● STATED EXERCISE: Each entry below must be repeated exactly, with pictures left out.
=== INPUT ===
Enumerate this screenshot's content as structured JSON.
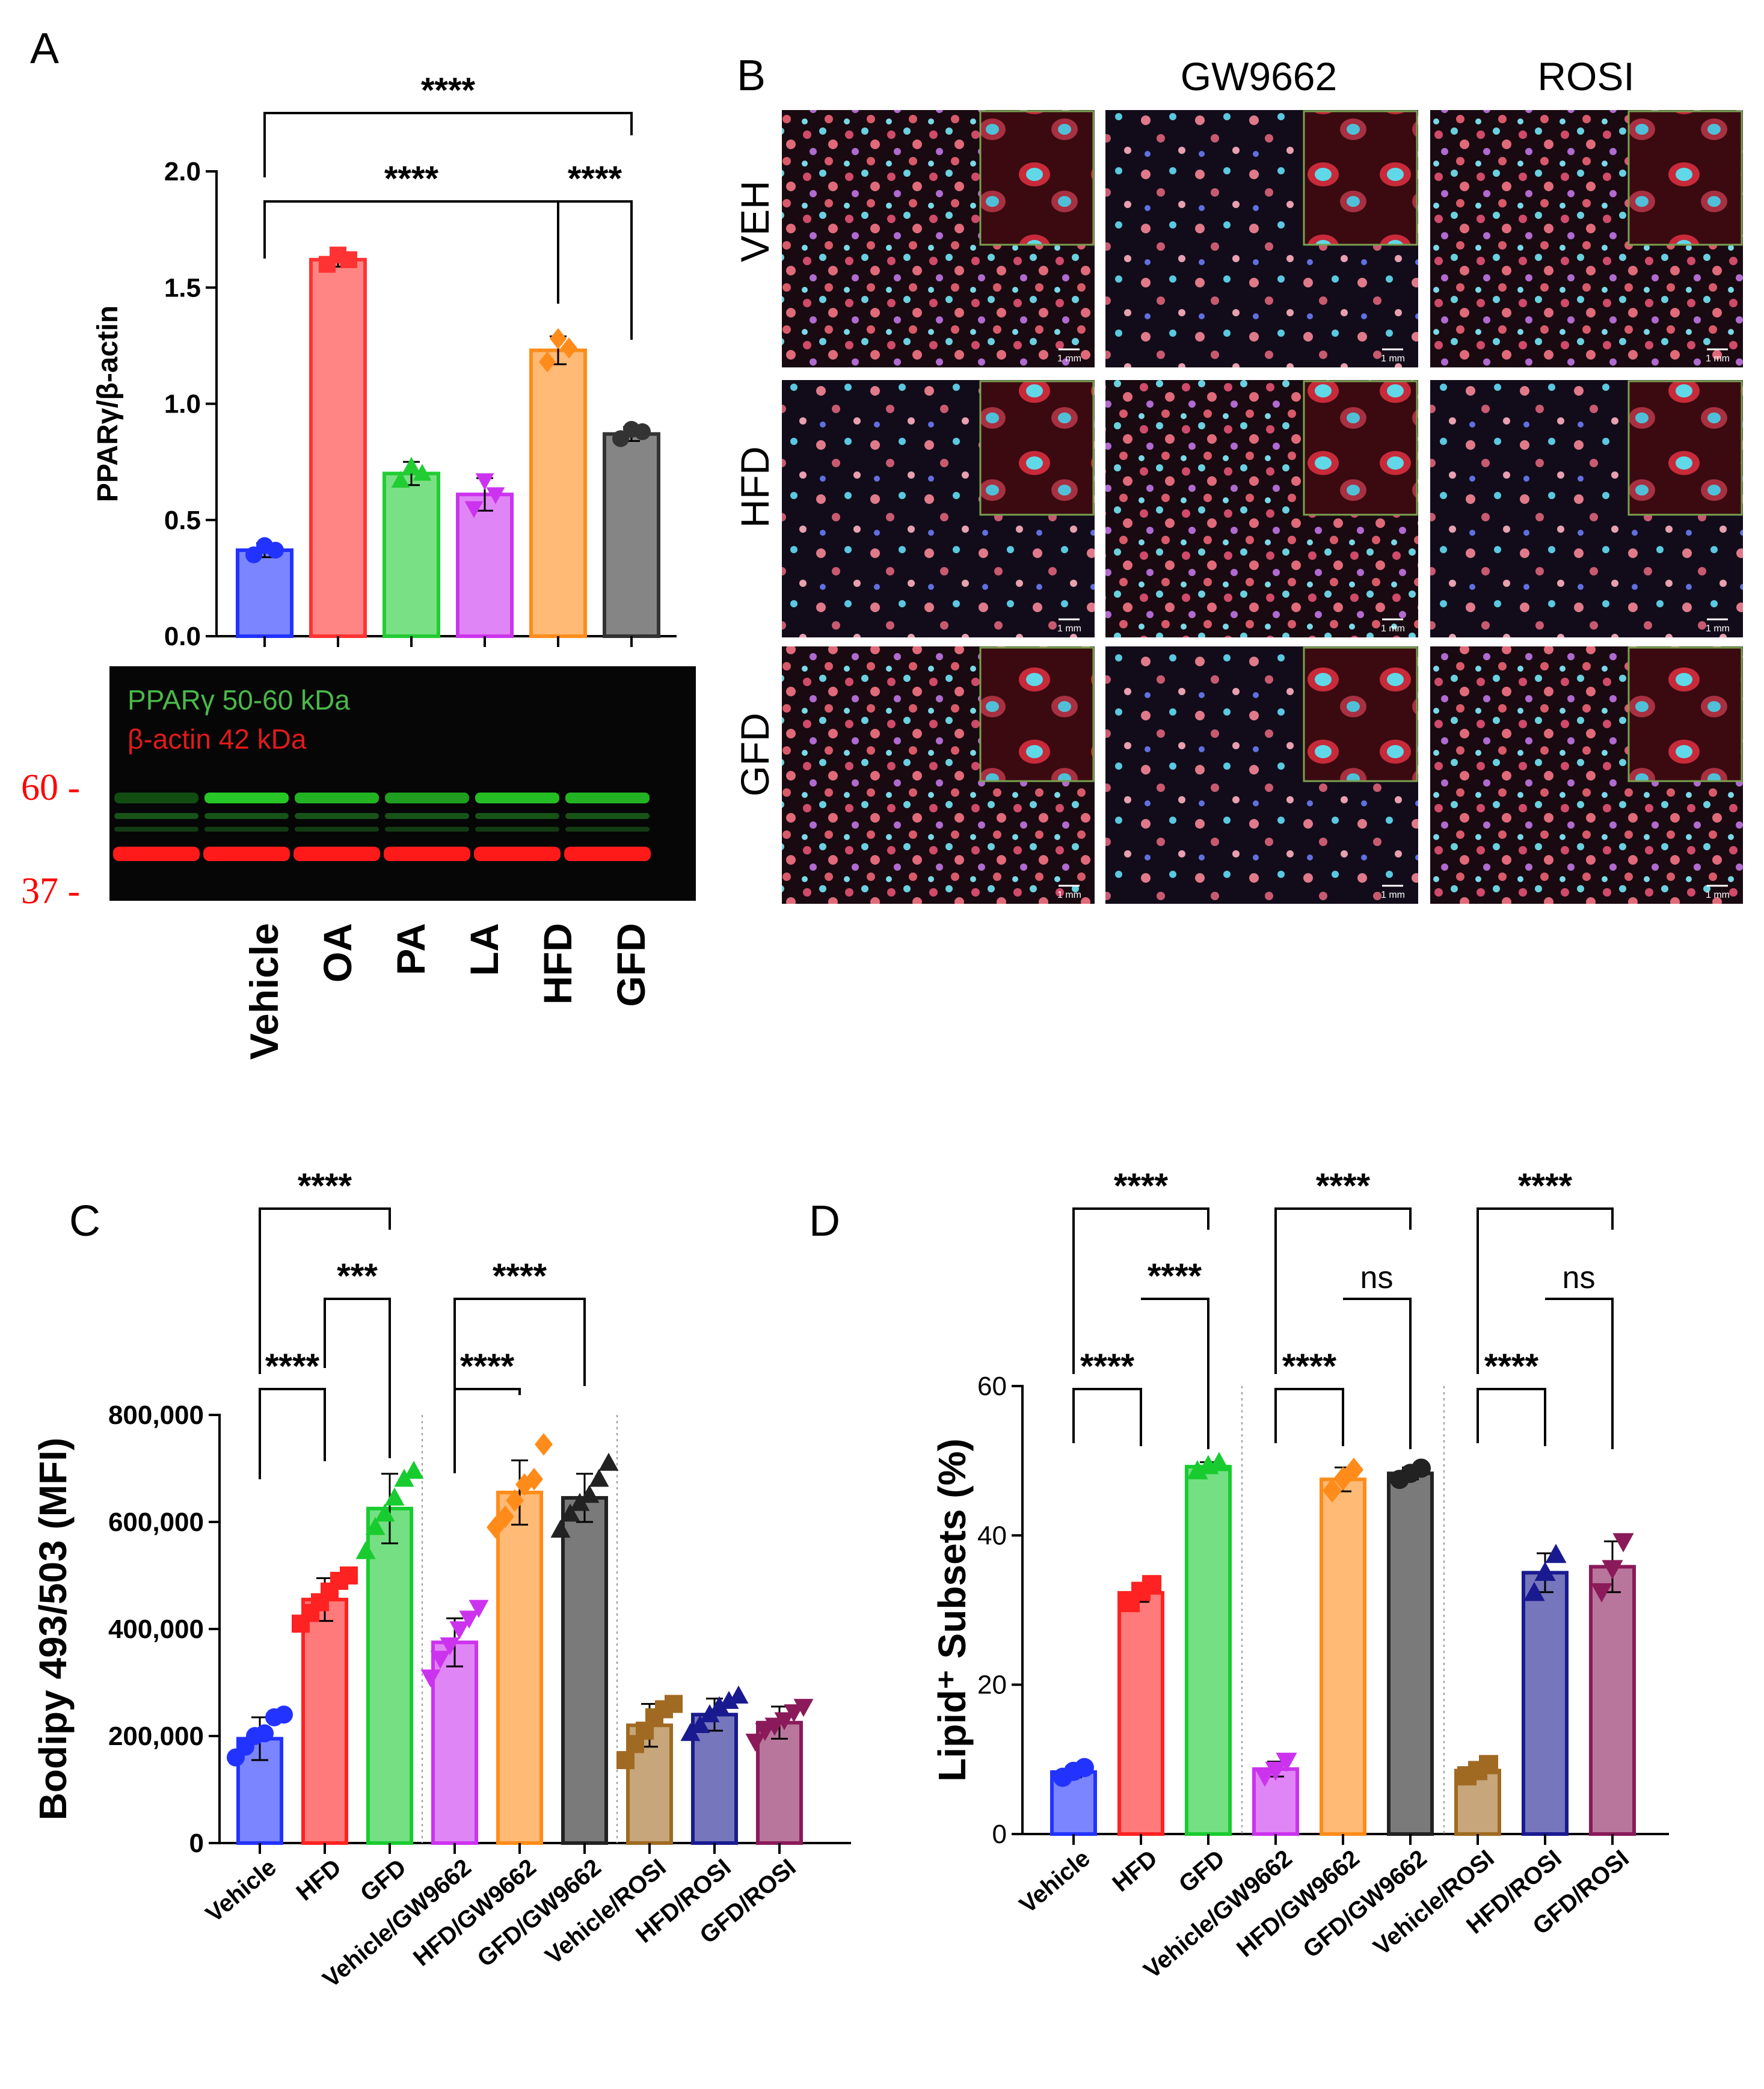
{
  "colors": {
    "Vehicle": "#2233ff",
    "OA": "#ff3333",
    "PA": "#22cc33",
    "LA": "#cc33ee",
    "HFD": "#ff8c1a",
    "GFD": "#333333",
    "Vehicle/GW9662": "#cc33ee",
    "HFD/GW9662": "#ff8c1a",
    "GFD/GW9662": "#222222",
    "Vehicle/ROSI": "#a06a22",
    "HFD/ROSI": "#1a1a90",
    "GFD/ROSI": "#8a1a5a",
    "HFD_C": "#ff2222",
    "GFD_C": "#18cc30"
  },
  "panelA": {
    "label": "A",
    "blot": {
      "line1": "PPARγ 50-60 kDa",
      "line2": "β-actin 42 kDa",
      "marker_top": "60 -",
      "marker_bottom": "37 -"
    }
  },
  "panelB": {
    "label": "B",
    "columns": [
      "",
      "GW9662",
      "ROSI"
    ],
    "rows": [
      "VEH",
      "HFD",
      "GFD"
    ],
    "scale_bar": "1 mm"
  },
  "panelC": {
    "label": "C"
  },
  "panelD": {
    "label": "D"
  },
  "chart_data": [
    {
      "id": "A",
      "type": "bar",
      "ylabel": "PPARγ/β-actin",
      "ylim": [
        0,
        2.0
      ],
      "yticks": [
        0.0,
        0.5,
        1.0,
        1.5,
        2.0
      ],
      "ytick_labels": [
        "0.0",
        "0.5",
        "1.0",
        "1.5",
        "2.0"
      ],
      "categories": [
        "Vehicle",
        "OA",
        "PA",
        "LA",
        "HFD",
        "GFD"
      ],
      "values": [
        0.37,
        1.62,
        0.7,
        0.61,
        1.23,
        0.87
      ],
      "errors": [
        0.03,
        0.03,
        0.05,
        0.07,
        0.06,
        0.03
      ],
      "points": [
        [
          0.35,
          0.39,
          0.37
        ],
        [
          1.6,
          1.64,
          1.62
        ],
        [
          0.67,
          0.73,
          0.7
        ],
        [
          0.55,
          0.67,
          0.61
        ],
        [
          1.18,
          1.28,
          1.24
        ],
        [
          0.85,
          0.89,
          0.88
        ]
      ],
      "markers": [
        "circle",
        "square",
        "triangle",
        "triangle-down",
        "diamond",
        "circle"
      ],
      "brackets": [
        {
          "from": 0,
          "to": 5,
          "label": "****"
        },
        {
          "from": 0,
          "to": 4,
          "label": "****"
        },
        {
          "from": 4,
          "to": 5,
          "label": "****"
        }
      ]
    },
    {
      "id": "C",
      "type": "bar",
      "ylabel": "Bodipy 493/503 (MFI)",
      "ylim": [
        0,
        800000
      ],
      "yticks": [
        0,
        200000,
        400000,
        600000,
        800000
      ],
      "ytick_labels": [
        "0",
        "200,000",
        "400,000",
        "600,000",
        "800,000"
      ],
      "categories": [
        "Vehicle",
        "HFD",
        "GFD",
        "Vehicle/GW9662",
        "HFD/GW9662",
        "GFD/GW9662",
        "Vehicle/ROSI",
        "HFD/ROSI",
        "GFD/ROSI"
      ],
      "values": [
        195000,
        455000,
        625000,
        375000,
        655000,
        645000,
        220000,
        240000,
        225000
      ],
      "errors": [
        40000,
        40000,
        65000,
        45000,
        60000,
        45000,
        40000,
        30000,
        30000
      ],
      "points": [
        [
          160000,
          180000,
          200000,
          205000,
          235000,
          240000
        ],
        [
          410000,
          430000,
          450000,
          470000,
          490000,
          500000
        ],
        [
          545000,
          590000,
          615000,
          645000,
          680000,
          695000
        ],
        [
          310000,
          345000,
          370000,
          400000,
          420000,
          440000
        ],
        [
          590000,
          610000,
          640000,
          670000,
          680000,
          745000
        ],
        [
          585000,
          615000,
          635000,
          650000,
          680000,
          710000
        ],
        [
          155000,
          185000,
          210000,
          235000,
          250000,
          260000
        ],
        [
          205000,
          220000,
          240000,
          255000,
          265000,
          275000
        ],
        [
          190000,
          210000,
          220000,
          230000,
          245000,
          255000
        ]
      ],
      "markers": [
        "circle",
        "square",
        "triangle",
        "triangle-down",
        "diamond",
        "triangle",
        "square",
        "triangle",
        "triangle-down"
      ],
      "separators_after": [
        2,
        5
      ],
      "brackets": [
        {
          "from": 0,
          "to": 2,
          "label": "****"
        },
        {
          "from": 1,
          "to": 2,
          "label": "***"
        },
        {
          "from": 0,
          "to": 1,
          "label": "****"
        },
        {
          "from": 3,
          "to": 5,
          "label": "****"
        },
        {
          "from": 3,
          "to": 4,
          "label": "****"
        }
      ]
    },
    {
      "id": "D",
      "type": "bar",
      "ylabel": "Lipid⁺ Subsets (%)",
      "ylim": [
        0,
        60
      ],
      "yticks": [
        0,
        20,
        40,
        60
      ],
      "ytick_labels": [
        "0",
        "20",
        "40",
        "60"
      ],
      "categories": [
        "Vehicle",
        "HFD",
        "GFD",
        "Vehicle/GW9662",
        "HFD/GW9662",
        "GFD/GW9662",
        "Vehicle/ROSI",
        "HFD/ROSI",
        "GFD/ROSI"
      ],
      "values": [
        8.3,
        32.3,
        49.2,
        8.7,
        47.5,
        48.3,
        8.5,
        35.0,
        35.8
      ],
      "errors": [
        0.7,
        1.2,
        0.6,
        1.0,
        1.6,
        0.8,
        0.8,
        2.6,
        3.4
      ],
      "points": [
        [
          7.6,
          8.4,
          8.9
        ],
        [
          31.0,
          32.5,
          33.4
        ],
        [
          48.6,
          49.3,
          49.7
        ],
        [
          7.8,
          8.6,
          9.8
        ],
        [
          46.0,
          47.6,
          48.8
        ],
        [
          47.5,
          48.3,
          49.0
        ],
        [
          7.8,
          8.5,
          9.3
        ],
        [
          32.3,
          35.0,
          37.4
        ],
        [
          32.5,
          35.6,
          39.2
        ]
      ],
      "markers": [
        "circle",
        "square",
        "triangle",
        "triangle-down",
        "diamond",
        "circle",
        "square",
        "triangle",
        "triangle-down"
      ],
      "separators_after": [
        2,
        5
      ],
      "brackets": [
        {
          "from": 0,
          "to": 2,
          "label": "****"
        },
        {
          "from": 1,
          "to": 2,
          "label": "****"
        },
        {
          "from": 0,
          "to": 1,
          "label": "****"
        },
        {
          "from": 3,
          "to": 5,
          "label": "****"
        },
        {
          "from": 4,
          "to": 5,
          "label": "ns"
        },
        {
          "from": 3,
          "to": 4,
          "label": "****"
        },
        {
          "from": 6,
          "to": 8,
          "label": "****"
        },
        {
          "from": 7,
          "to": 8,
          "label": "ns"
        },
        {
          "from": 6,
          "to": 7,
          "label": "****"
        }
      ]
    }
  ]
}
===
● CORRECT RESPONSE:
Enumerate this screenshot's content as structured JSON.
{
  "colors": {
    "Vehicle": "#2233ff",
    "OA": "#ff3333",
    "PA": "#22cc33",
    "LA": "#cc33ee",
    "HFD": "#ff8c1a",
    "GFD": "#333333",
    "Vehicle/GW9662": "#cc33ee",
    "HFD/GW9662": "#ff8c1a",
    "GFD/GW9662": "#222222",
    "Vehicle/ROSI": "#a06a22",
    "HFD/ROSI": "#1a1a90",
    "GFD/ROSI": "#8a1a5a",
    "HFD_C": "#ff2222",
    "GFD_C": "#18cc30"
  },
  "panelA": {
    "label": "A",
    "blot": {
      "line1": "PPARγ 50-60 kDa",
      "line2": "β-actin 42 kDa",
      "marker_top": "60 -",
      "marker_bottom": "37 -"
    }
  },
  "panelB": {
    "label": "B",
    "columns": [
      "",
      "GW9662",
      "ROSI"
    ],
    "rows": [
      "VEH",
      "HFD",
      "GFD"
    ],
    "scale_bar": "1 mm"
  },
  "panelC": {
    "label": "C"
  },
  "panelD": {
    "label": "D"
  },
  "chart_data": [
    {
      "id": "A",
      "type": "bar",
      "ylabel": "PPARγ/β-actin",
      "ylim": [
        0,
        2.0
      ],
      "yticks": [
        0.0,
        0.5,
        1.0,
        1.5,
        2.0
      ],
      "ytick_labels": [
        "0.0",
        "0.5",
        "1.0",
        "1.5",
        "2.0"
      ],
      "categories": [
        "Vehicle",
        "OA",
        "PA",
        "LA",
        "HFD",
        "GFD"
      ],
      "values": [
        0.37,
        1.62,
        0.7,
        0.61,
        1.23,
        0.87
      ],
      "errors": [
        0.03,
        0.03,
        0.05,
        0.07,
        0.06,
        0.03
      ],
      "points": [
        [
          0.35,
          0.39,
          0.37
        ],
        [
          1.6,
          1.64,
          1.62
        ],
        [
          0.67,
          0.73,
          0.7
        ],
        [
          0.55,
          0.67,
          0.61
        ],
        [
          1.18,
          1.28,
          1.24
        ],
        [
          0.85,
          0.89,
          0.88
        ]
      ],
      "markers": [
        "circle",
        "square",
        "triangle",
        "triangle-down",
        "diamond",
        "circle"
      ],
      "brackets": [
        {
          "from": 0,
          "to": 5,
          "label": "****"
        },
        {
          "from": 0,
          "to": 4,
          "label": "****"
        },
        {
          "from": 4,
          "to": 5,
          "label": "****"
        }
      ]
    },
    {
      "id": "C",
      "type": "bar",
      "ylabel": "Bodipy 493/503 (MFI)",
      "ylim": [
        0,
        800000
      ],
      "yticks": [
        0,
        200000,
        400000,
        600000,
        800000
      ],
      "ytick_labels": [
        "0",
        "200,000",
        "400,000",
        "600,000",
        "800,000"
      ],
      "categories": [
        "Vehicle",
        "HFD",
        "GFD",
        "Vehicle/GW9662",
        "HFD/GW9662",
        "GFD/GW9662",
        "Vehicle/ROSI",
        "HFD/ROSI",
        "GFD/ROSI"
      ],
      "values": [
        195000,
        455000,
        625000,
        375000,
        655000,
        645000,
        220000,
        240000,
        225000
      ],
      "errors": [
        40000,
        40000,
        65000,
        45000,
        60000,
        45000,
        40000,
        30000,
        30000
      ],
      "points": [
        [
          160000,
          180000,
          200000,
          205000,
          235000,
          240000
        ],
        [
          410000,
          430000,
          450000,
          470000,
          490000,
          500000
        ],
        [
          545000,
          590000,
          615000,
          645000,
          680000,
          695000
        ],
        [
          310000,
          345000,
          370000,
          400000,
          420000,
          440000
        ],
        [
          590000,
          610000,
          640000,
          670000,
          680000,
          745000
        ],
        [
          585000,
          615000,
          635000,
          650000,
          680000,
          710000
        ],
        [
          155000,
          185000,
          210000,
          235000,
          250000,
          260000
        ],
        [
          205000,
          220000,
          240000,
          255000,
          265000,
          275000
        ],
        [
          190000,
          210000,
          220000,
          230000,
          245000,
          255000
        ]
      ],
      "markers": [
        "circle",
        "square",
        "triangle",
        "triangle-down",
        "diamond",
        "triangle",
        "square",
        "triangle",
        "triangle-down"
      ],
      "separators_after": [
        2,
        5
      ],
      "brackets": [
        {
          "from": 0,
          "to": 2,
          "label": "****"
        },
        {
          "from": 1,
          "to": 2,
          "label": "***"
        },
        {
          "from": 0,
          "to": 1,
          "label": "****"
        },
        {
          "from": 3,
          "to": 5,
          "label": "****"
        },
        {
          "from": 3,
          "to": 4,
          "label": "****"
        }
      ]
    },
    {
      "id": "D",
      "type": "bar",
      "ylabel": "Lipid⁺ Subsets (%)",
      "ylim": [
        0,
        60
      ],
      "yticks": [
        0,
        20,
        40,
        60
      ],
      "ytick_labels": [
        "0",
        "20",
        "40",
        "60"
      ],
      "categories": [
        "Vehicle",
        "HFD",
        "GFD",
        "Vehicle/GW9662",
        "HFD/GW9662",
        "GFD/GW9662",
        "Vehicle/ROSI",
        "HFD/ROSI",
        "GFD/ROSI"
      ],
      "values": [
        8.3,
        32.3,
        49.2,
        8.7,
        47.5,
        48.3,
        8.5,
        35.0,
        35.8
      ],
      "errors": [
        0.7,
        1.2,
        0.6,
        1.0,
        1.6,
        0.8,
        0.8,
        2.6,
        3.4
      ],
      "points": [
        [
          7.6,
          8.4,
          8.9
        ],
        [
          31.0,
          32.5,
          33.4
        ],
        [
          48.6,
          49.3,
          49.7
        ],
        [
          7.8,
          8.6,
          9.8
        ],
        [
          46.0,
          47.6,
          48.8
        ],
        [
          47.5,
          48.3,
          49.0
        ],
        [
          7.8,
          8.5,
          9.3
        ],
        [
          32.3,
          35.0,
          37.4
        ],
        [
          32.5,
          35.6,
          39.2
        ]
      ],
      "markers": [
        "circle",
        "square",
        "triangle",
        "triangle-down",
        "diamond",
        "circle",
        "square",
        "triangle",
        "triangle-down"
      ],
      "separators_after": [
        2,
        5
      ],
      "brackets": [
        {
          "from": 0,
          "to": 2,
          "label": "****"
        },
        {
          "from": 1,
          "to": 2,
          "label": "****"
        },
        {
          "from": 0,
          "to": 1,
          "label": "****"
        },
        {
          "from": 3,
          "to": 5,
          "label": "****"
        },
        {
          "from": 4,
          "to": 5,
          "label": "ns"
        },
        {
          "from": 3,
          "to": 4,
          "label": "****"
        },
        {
          "from": 6,
          "to": 8,
          "label": "****"
        },
        {
          "from": 7,
          "to": 8,
          "label": "ns"
        },
        {
          "from": 6,
          "to": 7,
          "label": "****"
        }
      ]
    }
  ]
}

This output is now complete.